▶ [Problem to work on]
Please transcribe the data that follows without the pictures, keeping every word the same.

▶ [Material shown]
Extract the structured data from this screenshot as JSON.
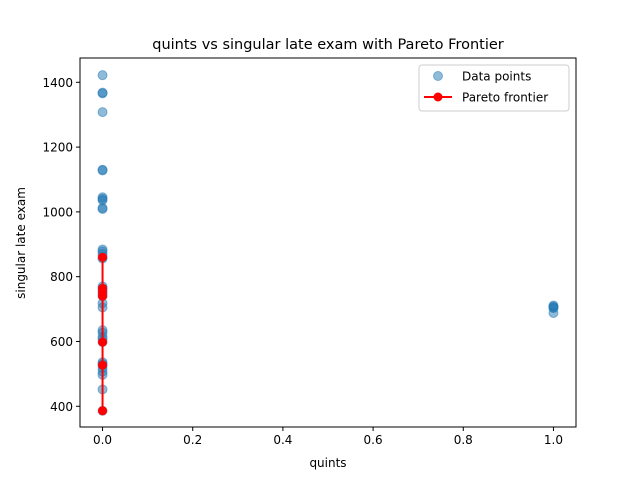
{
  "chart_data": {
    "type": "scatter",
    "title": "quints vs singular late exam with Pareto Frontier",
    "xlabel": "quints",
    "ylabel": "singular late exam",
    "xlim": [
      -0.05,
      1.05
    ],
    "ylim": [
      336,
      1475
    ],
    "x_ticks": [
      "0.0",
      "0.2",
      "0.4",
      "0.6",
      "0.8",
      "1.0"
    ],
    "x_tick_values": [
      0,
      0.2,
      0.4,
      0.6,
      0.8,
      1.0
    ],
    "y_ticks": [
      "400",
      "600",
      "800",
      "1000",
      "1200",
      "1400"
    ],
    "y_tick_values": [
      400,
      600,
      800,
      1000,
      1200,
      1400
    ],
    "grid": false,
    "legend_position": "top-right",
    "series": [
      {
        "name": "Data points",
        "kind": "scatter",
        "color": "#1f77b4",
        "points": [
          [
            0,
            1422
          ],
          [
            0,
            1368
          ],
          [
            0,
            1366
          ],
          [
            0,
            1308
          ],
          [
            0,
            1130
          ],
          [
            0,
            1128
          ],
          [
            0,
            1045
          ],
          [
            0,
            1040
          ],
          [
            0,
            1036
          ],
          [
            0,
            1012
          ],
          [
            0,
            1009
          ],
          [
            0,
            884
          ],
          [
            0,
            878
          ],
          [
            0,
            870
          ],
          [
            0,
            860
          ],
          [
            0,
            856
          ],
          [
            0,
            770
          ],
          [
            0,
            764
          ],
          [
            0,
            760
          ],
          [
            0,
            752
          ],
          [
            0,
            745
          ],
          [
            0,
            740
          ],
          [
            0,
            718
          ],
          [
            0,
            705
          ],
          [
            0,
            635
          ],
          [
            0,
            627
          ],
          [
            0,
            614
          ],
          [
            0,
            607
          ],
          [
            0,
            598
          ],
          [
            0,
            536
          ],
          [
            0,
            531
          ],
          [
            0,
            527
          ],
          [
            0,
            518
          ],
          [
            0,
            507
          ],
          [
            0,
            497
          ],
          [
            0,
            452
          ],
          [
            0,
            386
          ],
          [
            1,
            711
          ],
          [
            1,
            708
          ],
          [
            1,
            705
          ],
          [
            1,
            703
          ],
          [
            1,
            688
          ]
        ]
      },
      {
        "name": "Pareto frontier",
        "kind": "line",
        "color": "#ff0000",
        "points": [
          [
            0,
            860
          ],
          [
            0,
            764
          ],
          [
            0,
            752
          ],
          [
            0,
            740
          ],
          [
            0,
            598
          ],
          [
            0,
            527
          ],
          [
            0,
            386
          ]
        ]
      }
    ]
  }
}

▶ [Task result]
Extract the structured data from this screenshot as JSON.
{
  "chart_data": {
    "type": "scatter",
    "title": "quints vs singular late exam with Pareto Frontier",
    "xlabel": "quints",
    "ylabel": "singular late exam",
    "xlim": [
      -0.05,
      1.05
    ],
    "ylim": [
      336,
      1475
    ],
    "x_ticks": [
      "0.0",
      "0.2",
      "0.4",
      "0.6",
      "0.8",
      "1.0"
    ],
    "x_tick_values": [
      0,
      0.2,
      0.4,
      0.6,
      0.8,
      1.0
    ],
    "y_ticks": [
      "400",
      "600",
      "800",
      "1000",
      "1200",
      "1400"
    ],
    "y_tick_values": [
      400,
      600,
      800,
      1000,
      1200,
      1400
    ],
    "grid": false,
    "legend_position": "top-right",
    "series": [
      {
        "name": "Data points",
        "kind": "scatter",
        "color": "#1f77b4",
        "points": [
          [
            0,
            1422
          ],
          [
            0,
            1368
          ],
          [
            0,
            1366
          ],
          [
            0,
            1308
          ],
          [
            0,
            1130
          ],
          [
            0,
            1128
          ],
          [
            0,
            1045
          ],
          [
            0,
            1040
          ],
          [
            0,
            1036
          ],
          [
            0,
            1012
          ],
          [
            0,
            1009
          ],
          [
            0,
            884
          ],
          [
            0,
            878
          ],
          [
            0,
            870
          ],
          [
            0,
            860
          ],
          [
            0,
            856
          ],
          [
            0,
            770
          ],
          [
            0,
            764
          ],
          [
            0,
            760
          ],
          [
            0,
            752
          ],
          [
            0,
            745
          ],
          [
            0,
            740
          ],
          [
            0,
            718
          ],
          [
            0,
            705
          ],
          [
            0,
            635
          ],
          [
            0,
            627
          ],
          [
            0,
            614
          ],
          [
            0,
            607
          ],
          [
            0,
            598
          ],
          [
            0,
            536
          ],
          [
            0,
            531
          ],
          [
            0,
            527
          ],
          [
            0,
            518
          ],
          [
            0,
            507
          ],
          [
            0,
            497
          ],
          [
            0,
            452
          ],
          [
            0,
            386
          ],
          [
            1,
            711
          ],
          [
            1,
            708
          ],
          [
            1,
            705
          ],
          [
            1,
            703
          ],
          [
            1,
            688
          ]
        ]
      },
      {
        "name": "Pareto frontier",
        "kind": "line",
        "color": "#ff0000",
        "points": [
          [
            0,
            860
          ],
          [
            0,
            764
          ],
          [
            0,
            752
          ],
          [
            0,
            740
          ],
          [
            0,
            598
          ],
          [
            0,
            527
          ],
          [
            0,
            386
          ]
        ]
      }
    ]
  }
}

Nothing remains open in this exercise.